Raw records -
=======

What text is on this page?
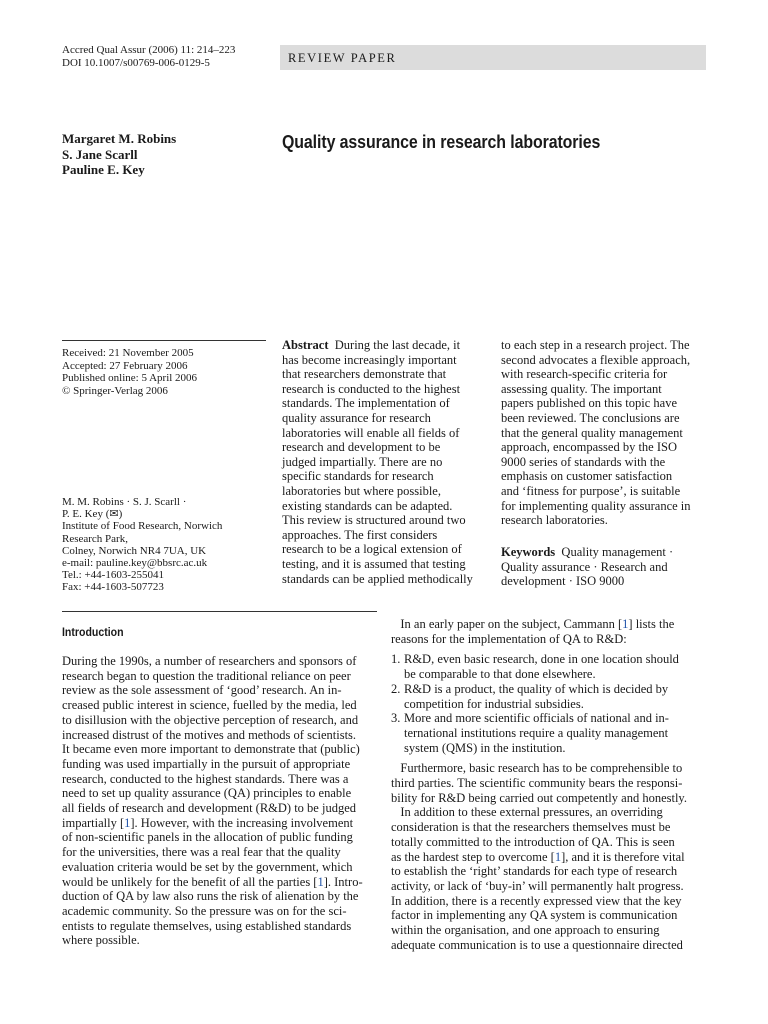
Accred Qual Assur (2006) 11: 214–223
DOI 10.1007/s00769-006-0129-5	REVIEW PAPER
Margaret M. Robins
S. Jane Scarll
Pauline E. Key
Quality assurance in research laboratories
Received: 21 November 2005
Accepted: 27 February 2006
Published online: 5 April 2006
© Springer-Verlag 2006
M. M. Robins · S. J. Scarll ·
P. E. Key (✉)
Institute of Food Research, Norwich
Research Park,
Colney, Norwich NR4 7UA, UK
e-mail: pauline.key@bbsrc.ac.uk
Tel.: +44-1603-255041
Fax: +44-1603-507723
Abstract During the last decade, it
has become increasingly important
that researchers demonstrate that
research is conducted to the highest
standards. The implementation of
quality assurance for research
laboratories will enable all fields of
research and development to be
judged impartially. There are no
specific standards for research
laboratories but where possible,
existing standards can be adapted.
This review is structured around two
approaches. The first considers
research to be a logical extension of
testing, and it is assumed that testing
standards can be applied methodically
to each step in a research project. The
second advocates a flexible approach,
with research-specific criteria for
assessing quality. The important
papers published on this topic have
been reviewed. The conclusions are
that the general quality management
approach, encompassed by the ISO
9000 series of standards with the
emphasis on customer satisfaction
and ‘fitness for purpose’, is suitable
for implementing quality assurance in
research laboratories.
Keywords Quality management ·
Quality assurance · Research and
development · ISO 9000
Introduction
During the 1990s, a number of researchers and sponsors of
research began to question the traditional reliance on peer
review as the sole assessment of ‘good’ research. An in-
creased public interest in science, fuelled by the media, led
to disillusion with the objective perception of research, and
increased distrust of the motives and methods of scientists.
It became even more important to demonstrate that (public)
funding was used impartially in the pursuit of appropriate
research, conducted to the highest standards. There was a
need to set up quality assurance (QA) principles to enable
all fields of research and development (R&D) to be judged
impartially [1]. However, with the increasing involvement
of non-scientific panels in the allocation of public funding
for the universities, there was a real fear that the quality
evaluation criteria would be set by the government, which
would be unlikely for the benefit of all the parties [1]. Intro-
duction of QA by law also runs the risk of alienation by the
academic community. So the pressure was on for the sci-
entists to regulate themselves, using established standards
where possible.
In an early paper on the subject, Cammann [1] lists the
reasons for the implementation of QA to R&D:
1. R&D, even basic research, done in one location should
be comparable to that done elsewhere.
2. R&D is a product, the quality of which is decided by
competition for industrial subsidies.
3. More and more scientific officials of national and in-
ternational institutions require a quality management
system (QMS) in the institution.
Furthermore, basic research has to be comprehensible to
third parties. The scientific community bears the responsi-
bility for R&D being carried out competently and honestly.
In addition to these external pressures, an overriding
consideration is that the researchers themselves must be
totally committed to the introduction of QA. This is seen
as the hardest step to overcome [1], and it is therefore vital
to establish the ‘right’ standards for each type of research
activity, or lack of ‘buy-in’ will permanently halt progress.
In addition, there is a recently expressed view that the key
factor in implementing any QA system is communication
within the organisation, and one approach to ensuring
adequate communication is to use a questionnaire directed
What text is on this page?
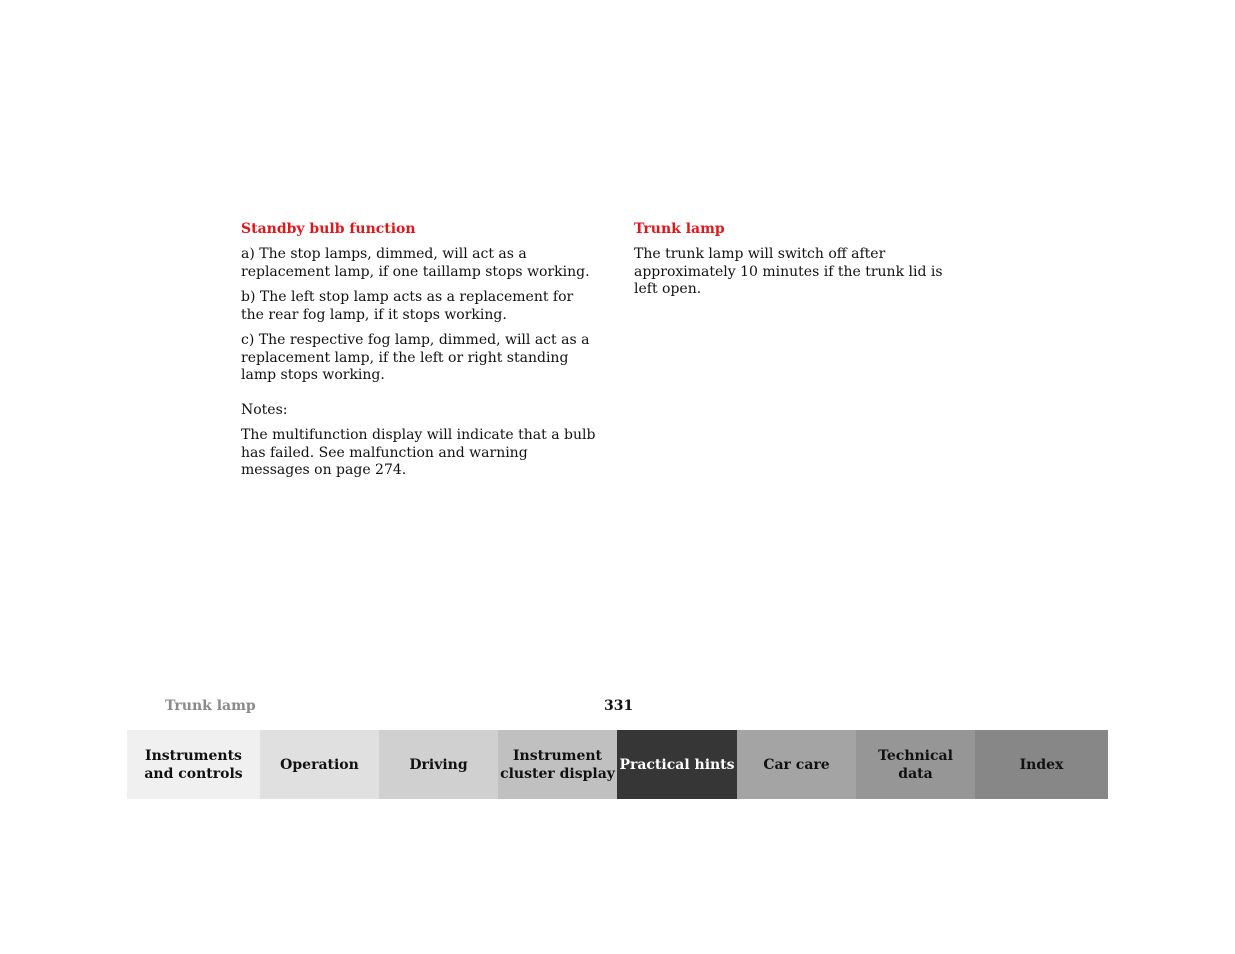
Standby bulb function
a) The stop lamps, dimmed, will act as a replacement lamp, if one taillamp stops working.
b) The left stop lamp acts as a replacement for the rear fog lamp, if it stops working.
c) The respective fog lamp, dimmed, will act as a replacement lamp, if the left or right standing lamp stops working.
Notes:
The multifunction display will indicate that a bulb has failed. See malfunction and warning messages on page 274.
Trunk lamp
The trunk lamp will switch off after approximately 10 minutes if the trunk lid is left open.
Trunk lamp	331
Instruments
and controls
Operation	Driving
Instrument
cluster display
Practical hints	Car care
Technical
data
Index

=======

Short task - Go through the listing above and list every line that has the word "public".

Worked answer -
creased public interest in science, fuelled by the media, led
It became even more important to demonstrate that (public)
of non-scientific panels in the allocation of public funding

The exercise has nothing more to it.